Written problem
The records underneath are to be repeated exactly, with the pictures left out.
=======
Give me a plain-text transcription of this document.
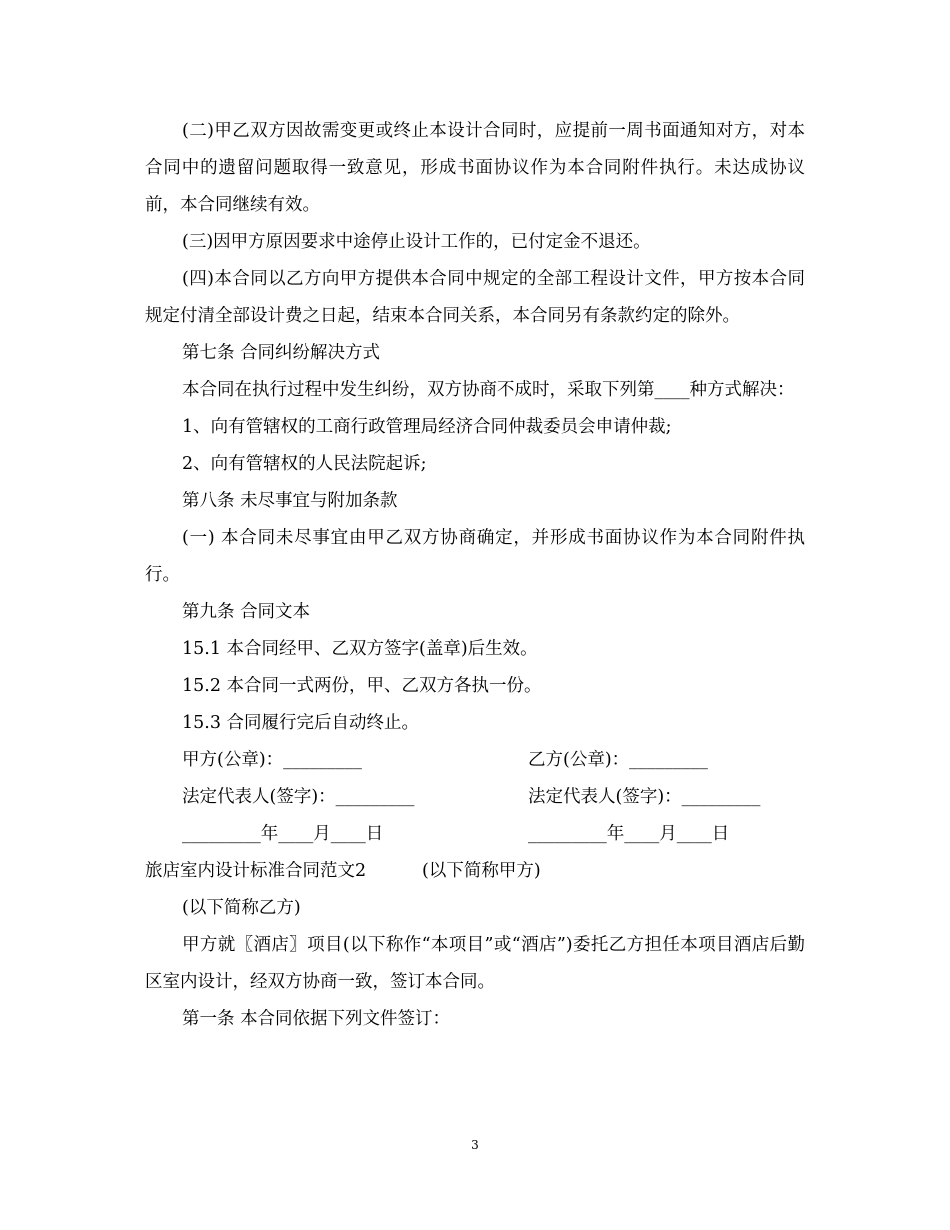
(二)甲乙双方因故需变更或终止本设计合同时，应提前一周书面通知对方，对本合同中的遗留问题取得一致意见，形成书面协议作为本合同附件执行。未达成协议前，本合同继续有效。

(三)因甲方原因要求中途停止设计工作的，已付定金不退还。

(四)本合同以乙方向甲方提供本合同中规定的全部工程设计文件，甲方按本合同规定付清全部设计费之日起，结束本合同关系，本合同另有条款约定的除外。

第七条 合同纠纷解决方式

本合同在执行过程中发生纠纷，双方协商不成时，采取下列第____种方式解决：

1、向有管辖权的工商行政管理局经济合同仲裁委员会申请仲裁;

2、向有管辖权的人民法院起诉;

第八条 未尽事宜与附加条款

(一) 本合同未尽事宜由甲乙双方协商确定，并形成书面协议作为本合同附件执行。

第九条 合同文本

15.1 本合同经甲、乙双方签字(盖章)后生效。

15.2 本合同一式两份，甲、乙双方各执一份。

15.3 合同履行完后自动终止。

甲方(公章)：_________	乙方(公章)：_________
法定代表人(签字)：_________	法定代表人(签字)：_________
_________年____月____日	_________年____月____日
旅店室内设计标准合同范文2	(以下简称甲方)

(以下简称乙方)

甲方就〖酒店〗项目(以下称作“本项目”或“酒店”)委托乙方担任本项目酒店后勤区室内设计，经双方协商一致，签订本合同。

第一条 本合同依据下列文件签订：

3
=======
Task output
Give me a plain-text transcription of this document.
(二)甲乙双方因故需变更或终止本设计合同时，应提前一周书面通知对方，对本合同中的遗留问题取得一致意见，形成书面协议作为本合同附件执行。未达成协议前，本合同继续有效。

(三)因甲方原因要求中途停止设计工作的，已付定金不退还。

(四)本合同以乙方向甲方提供本合同中规定的全部工程设计文件，甲方按本合同规定付清全部设计费之日起，结束本合同关系，本合同另有条款约定的除外。

第七条 合同纠纷解决方式

本合同在执行过程中发生纠纷，双方协商不成时，采取下列第____种方式解决：

1、向有管辖权的工商行政管理局经济合同仲裁委员会申请仲裁;

2、向有管辖权的人民法院起诉;

第八条 未尽事宜与附加条款

(一) 本合同未尽事宜由甲乙双方协商确定，并形成书面协议作为本合同附件执行。

第九条 合同文本

15.1 本合同经甲、乙双方签字(盖章)后生效。

15.2 本合同一式两份，甲、乙双方各执一份。

15.3 合同履行完后自动终止。

甲方(公章)：_________	乙方(公章)：_________
法定代表人(签字)：_________	法定代表人(签字)：_________
_________年____月____日	_________年____月____日
旅店室内设计标准合同范文2	(以下简称甲方)

(以下简称乙方)

甲方就〖酒店〗项目(以下称作“本项目”或“酒店”)委托乙方担任本项目酒店后勤区室内设计，经双方协商一致，签订本合同。

第一条 本合同依据下列文件签订：

3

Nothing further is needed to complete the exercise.